Records:
-=-=-=-=-

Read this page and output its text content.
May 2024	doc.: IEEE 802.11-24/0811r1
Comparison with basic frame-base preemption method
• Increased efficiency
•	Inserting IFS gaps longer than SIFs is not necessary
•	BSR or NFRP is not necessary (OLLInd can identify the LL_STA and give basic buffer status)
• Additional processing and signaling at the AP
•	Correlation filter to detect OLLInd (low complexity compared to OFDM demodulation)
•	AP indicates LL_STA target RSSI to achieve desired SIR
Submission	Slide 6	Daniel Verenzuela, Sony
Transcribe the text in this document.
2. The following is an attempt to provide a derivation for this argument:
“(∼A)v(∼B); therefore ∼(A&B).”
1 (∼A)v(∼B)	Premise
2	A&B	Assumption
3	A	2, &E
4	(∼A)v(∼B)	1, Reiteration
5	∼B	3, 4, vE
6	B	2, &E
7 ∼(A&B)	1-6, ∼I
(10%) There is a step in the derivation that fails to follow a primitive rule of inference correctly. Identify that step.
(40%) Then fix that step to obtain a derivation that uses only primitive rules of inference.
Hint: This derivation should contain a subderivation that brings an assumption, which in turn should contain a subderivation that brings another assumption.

-=-=-=-=-

* [Written problem] Each record must be repeated exactly as it is.

* [Correct result]
Read this page and output its text content.
May 2024	doc.: IEEE 802.11-24/0811r1
Comparison with basic frame-base preemption method
• Increased efficiency
•	Inserting IFS gaps longer than SIFs is not necessary
•	BSR or NFRP is not necessary (OLLInd can identify the LL_STA and give basic buffer status)
• Additional processing and signaling at the AP
•	Correlation filter to detect OLLInd (low complexity compared to OFDM demodulation)
•	AP indicates LL_STA target RSSI to achieve desired SIR
Submission	Slide 6	Daniel Verenzuela, Sony
Transcribe the text in this document.
2. The following is an attempt to provide a derivation for this argument:
“(∼A)v(∼B); therefore ∼(A&B).”
1 (∼A)v(∼B)	Premise
2	A&B	Assumption
3	A	2, &E
4	(∼A)v(∼B)	1, Reiteration
5	∼B	3, 4, vE
6	B	2, &E
7 ∼(A&B)	1-6, ∼I
(10%) There is a step in the derivation that fails to follow a primitive rule of inference correctly. Identify that step.
(40%) Then fix that step to obtain a derivation that uses only primitive rules of inference.
Hint: This derivation should contain a subderivation that brings an assumption, which in turn should contain a subderivation that brings another assumption.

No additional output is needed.